**TEXT SECTION:**
'''

We had an excellent lunch at Sei Vui.  After we had finished, the prayers were over, the worshippers had left, and the avenue was back to normal.

 

Blackening the British perceptions of India and Indians

THE FIRST TIME I  heard mention of Calcutta was when I was less than 11 years old. It was in connection with the so-called ‘Black Hole of Calcutta’. Without knowing anything about it, I got the impression that whatever happened there was extremely unpleasant. Today, the 27th of December 2024, we revisited the monument to the victims of the Black Hole incident, which now stands in the churchyard of Calcutta’s St John church. Formerly, it had stood in Dalhousie Square, where the Black Hole (a small prison cell) was located before it was demolished. Originally,  there was a memorial on the spot, but this disappeared. The viceroy Lord Curzon had a new one made, and this is the one now standing near St John’s.

'''

**MATERIAL PROVIDED:**
'''

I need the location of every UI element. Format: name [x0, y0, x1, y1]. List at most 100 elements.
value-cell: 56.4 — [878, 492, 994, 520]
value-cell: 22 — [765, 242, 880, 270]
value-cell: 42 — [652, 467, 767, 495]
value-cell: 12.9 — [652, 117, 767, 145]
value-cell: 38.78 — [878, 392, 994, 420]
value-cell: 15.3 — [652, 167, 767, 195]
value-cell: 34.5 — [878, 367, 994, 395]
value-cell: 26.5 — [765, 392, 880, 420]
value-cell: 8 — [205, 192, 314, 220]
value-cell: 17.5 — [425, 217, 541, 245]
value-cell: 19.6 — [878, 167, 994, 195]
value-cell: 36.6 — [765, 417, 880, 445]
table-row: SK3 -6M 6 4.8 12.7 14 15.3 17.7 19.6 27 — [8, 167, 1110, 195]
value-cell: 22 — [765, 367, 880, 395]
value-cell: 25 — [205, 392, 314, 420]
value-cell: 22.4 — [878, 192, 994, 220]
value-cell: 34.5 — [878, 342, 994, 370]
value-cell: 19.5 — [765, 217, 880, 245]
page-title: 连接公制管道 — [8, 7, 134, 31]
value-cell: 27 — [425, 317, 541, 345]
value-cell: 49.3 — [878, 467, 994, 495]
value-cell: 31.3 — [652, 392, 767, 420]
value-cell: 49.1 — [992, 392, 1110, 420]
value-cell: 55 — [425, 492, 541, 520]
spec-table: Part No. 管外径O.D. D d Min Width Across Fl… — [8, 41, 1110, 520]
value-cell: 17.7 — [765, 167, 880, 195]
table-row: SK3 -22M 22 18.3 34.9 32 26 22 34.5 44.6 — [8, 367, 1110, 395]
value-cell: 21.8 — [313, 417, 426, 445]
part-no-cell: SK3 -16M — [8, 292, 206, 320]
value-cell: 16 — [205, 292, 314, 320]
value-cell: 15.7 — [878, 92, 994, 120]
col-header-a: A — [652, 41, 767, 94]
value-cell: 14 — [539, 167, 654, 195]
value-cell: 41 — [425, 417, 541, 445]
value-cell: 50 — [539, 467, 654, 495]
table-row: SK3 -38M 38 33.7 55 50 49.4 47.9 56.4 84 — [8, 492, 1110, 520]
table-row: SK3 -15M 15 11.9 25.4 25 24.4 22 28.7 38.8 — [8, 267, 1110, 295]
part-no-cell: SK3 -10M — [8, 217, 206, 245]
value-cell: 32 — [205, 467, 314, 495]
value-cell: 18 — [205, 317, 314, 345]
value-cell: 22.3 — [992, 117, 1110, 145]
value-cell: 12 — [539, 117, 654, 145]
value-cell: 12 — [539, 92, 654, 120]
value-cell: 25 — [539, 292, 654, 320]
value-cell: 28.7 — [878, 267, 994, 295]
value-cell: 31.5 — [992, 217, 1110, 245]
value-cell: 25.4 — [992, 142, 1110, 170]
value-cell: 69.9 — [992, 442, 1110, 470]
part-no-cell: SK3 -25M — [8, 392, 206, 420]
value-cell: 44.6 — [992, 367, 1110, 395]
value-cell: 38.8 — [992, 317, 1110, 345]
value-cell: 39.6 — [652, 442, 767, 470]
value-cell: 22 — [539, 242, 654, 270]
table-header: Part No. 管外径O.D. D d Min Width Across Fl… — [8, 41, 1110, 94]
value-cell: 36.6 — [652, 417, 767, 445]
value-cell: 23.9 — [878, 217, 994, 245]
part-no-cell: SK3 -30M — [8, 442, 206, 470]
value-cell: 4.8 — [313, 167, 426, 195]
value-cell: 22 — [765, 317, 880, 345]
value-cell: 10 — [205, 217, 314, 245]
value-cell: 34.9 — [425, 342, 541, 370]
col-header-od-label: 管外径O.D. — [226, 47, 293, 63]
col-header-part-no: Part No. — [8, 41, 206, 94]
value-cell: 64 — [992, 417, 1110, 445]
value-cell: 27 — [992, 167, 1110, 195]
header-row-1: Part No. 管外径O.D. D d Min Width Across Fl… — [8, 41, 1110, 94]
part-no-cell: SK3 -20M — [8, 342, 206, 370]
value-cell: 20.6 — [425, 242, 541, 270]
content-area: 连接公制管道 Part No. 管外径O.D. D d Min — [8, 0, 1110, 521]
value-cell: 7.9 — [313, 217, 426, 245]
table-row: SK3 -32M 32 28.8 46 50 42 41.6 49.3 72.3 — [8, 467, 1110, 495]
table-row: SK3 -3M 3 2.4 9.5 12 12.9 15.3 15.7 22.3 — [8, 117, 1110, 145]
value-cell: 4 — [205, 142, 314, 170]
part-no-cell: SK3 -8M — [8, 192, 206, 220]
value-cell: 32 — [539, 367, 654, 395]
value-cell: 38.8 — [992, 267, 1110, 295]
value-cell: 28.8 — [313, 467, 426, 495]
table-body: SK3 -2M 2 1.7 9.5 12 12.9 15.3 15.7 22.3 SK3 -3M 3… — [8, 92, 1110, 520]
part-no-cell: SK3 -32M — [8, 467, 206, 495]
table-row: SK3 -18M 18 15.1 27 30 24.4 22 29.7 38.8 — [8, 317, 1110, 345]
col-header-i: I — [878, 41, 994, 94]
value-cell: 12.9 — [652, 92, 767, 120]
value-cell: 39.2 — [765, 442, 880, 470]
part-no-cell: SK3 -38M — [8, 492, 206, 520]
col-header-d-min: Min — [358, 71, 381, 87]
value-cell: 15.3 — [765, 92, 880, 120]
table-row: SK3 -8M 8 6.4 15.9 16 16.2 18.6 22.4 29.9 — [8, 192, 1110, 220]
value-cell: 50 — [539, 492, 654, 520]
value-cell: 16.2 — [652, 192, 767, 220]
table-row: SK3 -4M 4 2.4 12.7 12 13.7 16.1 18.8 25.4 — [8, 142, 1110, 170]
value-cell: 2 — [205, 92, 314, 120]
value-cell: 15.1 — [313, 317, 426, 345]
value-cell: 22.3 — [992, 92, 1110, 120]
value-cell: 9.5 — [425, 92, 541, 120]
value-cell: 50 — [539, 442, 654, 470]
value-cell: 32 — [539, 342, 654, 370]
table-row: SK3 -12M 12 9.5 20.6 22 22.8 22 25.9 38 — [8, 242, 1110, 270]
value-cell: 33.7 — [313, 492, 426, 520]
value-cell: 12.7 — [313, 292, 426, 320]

'''

**ACTIVITY LIST:**
**A.** Write out the Black Hole of Calcutta text from "Blackening the British" up to and including "near St John’s.".
**B.** Resume the Black Hole of Calcutta text from where it stops.

**ANSWERS BELOW:**
**A.**
Blackening the British perceptions of India and Indians

THE FIRST TIME I  heard mention of Calcutta was when I was less than 11 years old. It was in connection with the so-called ‘Black Hole of Calcutta’. Without knowing anything about it, I got the impression that whatever happened there was extremely unpleasant. Today, the 27th of December 2024, we revisited the monument to the victims of the Black Hole incident, which now stands in the churchyard of Calcutta’s St John church. Formerly, it had stood in Dalhousie Square, where the Black Hole (a small prison cell) was located before it was demolished. Originally,  there was a memorial on the spot, but this disappeared. The viceroy Lord Curzon had a new one made, and this is the one now standing near St John’s.

**B.**
Part of the Black Hole memorial

 When the British, unlike the French, refused to agree to the demands of the Nawab of Bengal,  Siraj-ud-Daulah (1733-1757), the Nawab attacked Calcutta. Despite having some forewarning of the attack, the British did little to prepare their defences. On the 20th of June 1756, Calcutta’s Fort William fell to the Nawab.

 

The British survivors were rounded up by the Nawab’s forces and locked into the small prison now known as the Black Hole. The number of people incarcerated varies according to which account you read, but suffice it to say there were far too many people crowded into the tiny cell, and many of them died of overheating and thirst. It was a tragedy. Of that, there is no doubt.

 

The news of the Black Hole disaster  led to an attack on the Nawab by the British led by Robert Clive (1725-1774). The Nawab was defeated at the Battle of Plassey in 1757.

 

The problem is that what happened in the Black Hole damaged British perceptions of Indians. As the historian John Zubrzycki wrote:

“The Black Hole would come to symbolise Indian barbarism in the minds of English policymakers and be used to strengthen the case for British rule.”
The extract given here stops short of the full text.